===== RECORDS TO PROCESS =====

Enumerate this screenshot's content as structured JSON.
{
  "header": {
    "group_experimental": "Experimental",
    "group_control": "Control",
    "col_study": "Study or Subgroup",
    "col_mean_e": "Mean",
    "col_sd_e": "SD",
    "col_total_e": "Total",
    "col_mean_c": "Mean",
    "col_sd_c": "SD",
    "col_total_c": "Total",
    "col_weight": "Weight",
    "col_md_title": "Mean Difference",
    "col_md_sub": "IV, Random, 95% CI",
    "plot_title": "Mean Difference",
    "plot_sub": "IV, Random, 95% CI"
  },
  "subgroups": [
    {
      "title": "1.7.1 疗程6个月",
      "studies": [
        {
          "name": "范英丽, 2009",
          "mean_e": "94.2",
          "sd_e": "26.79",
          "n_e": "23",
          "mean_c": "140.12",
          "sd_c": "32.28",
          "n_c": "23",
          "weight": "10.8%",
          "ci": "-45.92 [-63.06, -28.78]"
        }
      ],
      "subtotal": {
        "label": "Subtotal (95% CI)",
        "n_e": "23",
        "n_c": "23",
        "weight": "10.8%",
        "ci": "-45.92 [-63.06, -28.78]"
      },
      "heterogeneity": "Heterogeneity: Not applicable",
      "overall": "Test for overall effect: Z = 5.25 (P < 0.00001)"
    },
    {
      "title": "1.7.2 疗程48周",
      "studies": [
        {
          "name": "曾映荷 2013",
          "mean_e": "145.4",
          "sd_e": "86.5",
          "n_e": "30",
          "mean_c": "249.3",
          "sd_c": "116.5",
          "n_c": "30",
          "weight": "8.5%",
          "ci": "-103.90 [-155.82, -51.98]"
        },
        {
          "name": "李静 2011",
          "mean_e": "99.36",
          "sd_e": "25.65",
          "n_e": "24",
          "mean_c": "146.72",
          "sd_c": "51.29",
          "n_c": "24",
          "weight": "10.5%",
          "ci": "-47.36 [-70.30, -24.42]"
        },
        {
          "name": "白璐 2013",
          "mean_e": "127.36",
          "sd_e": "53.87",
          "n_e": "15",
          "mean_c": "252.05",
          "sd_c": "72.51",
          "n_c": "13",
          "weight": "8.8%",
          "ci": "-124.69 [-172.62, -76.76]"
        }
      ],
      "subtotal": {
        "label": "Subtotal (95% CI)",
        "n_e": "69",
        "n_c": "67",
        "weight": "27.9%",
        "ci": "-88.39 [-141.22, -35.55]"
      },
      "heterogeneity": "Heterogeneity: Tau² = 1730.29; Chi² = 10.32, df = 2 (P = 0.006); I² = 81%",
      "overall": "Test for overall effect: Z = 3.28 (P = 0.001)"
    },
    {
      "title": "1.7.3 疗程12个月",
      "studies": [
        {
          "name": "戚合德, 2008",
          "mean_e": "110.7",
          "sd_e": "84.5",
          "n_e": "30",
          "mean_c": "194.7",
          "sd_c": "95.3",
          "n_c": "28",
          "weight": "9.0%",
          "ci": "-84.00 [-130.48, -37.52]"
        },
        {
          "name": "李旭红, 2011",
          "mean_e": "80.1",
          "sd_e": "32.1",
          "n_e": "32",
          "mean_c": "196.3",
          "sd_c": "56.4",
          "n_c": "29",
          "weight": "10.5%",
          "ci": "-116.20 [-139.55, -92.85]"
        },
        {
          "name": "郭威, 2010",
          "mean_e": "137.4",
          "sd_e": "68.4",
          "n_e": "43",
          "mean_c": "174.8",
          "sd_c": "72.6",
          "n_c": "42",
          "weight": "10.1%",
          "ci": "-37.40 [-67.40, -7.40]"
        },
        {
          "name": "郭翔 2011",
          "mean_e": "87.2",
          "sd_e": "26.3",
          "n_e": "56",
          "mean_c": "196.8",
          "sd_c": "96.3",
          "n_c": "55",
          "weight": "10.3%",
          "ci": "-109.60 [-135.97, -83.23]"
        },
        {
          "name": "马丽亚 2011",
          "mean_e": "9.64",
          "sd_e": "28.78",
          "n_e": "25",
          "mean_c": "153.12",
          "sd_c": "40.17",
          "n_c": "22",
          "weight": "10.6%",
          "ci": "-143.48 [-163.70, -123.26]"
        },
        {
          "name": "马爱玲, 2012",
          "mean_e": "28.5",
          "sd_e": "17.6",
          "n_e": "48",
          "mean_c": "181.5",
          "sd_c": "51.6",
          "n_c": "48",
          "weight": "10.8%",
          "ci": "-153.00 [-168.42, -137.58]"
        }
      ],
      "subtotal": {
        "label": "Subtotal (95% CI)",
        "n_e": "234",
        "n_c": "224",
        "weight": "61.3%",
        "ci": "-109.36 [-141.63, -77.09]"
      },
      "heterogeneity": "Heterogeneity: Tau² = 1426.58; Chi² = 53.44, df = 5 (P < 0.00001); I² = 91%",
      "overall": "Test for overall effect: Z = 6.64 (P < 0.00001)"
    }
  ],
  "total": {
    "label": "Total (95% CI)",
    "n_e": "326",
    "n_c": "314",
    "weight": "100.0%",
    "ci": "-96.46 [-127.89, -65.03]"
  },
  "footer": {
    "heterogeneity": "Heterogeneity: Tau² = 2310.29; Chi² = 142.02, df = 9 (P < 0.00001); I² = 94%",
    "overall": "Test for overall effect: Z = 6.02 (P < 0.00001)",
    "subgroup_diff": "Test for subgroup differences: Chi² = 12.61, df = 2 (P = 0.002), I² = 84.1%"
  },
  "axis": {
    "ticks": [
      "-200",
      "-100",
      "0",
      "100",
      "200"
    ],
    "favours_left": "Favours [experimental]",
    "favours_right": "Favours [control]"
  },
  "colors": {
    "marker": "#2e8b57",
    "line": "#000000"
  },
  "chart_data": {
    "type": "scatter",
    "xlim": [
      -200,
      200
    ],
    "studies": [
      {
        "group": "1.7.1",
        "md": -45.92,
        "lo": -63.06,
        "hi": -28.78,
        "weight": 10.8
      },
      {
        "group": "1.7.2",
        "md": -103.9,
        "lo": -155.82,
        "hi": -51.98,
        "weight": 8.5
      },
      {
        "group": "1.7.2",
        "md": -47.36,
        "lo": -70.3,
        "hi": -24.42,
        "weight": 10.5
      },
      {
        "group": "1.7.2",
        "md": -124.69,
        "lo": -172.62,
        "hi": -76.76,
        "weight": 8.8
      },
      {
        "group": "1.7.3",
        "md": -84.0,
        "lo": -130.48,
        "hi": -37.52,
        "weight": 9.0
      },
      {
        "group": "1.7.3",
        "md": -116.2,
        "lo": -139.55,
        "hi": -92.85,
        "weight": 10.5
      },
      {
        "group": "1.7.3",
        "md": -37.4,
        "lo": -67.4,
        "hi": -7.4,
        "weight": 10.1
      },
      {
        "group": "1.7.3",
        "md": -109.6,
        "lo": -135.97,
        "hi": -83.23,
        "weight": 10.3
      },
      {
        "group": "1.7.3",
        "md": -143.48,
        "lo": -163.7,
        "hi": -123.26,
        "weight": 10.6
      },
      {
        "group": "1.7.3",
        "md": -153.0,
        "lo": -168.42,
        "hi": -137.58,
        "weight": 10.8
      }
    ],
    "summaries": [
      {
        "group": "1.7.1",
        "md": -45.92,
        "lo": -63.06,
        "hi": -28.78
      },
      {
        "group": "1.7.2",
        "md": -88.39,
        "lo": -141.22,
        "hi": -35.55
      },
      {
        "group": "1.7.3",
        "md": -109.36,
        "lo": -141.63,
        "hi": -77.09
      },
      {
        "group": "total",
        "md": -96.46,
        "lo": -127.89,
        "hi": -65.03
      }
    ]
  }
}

=====

WRITTEN TASK: List the lines of the records where "Chi²" occurs.

THE RESULT:
      "heterogeneity": "Heterogeneity: Tau² = 1730.29; Chi² = 10.32, df = 2 (P = 0.006); I² = 81%",
      "heterogeneity": "Heterogeneity: Tau² = 1426.58; Chi² = 53.44, df = 5 (P < 0.00001); I² = 91%",
    "heterogeneity": "Heterogeneity: Tau² = 2310.29; Chi² = 142.02, df = 9 (P < 0.00001); I² = 94%",
    "subgroup_diff": "Test for subgroup differences: Chi² = 12.61, df = 2 (P = 0.002), I² = 84.1%"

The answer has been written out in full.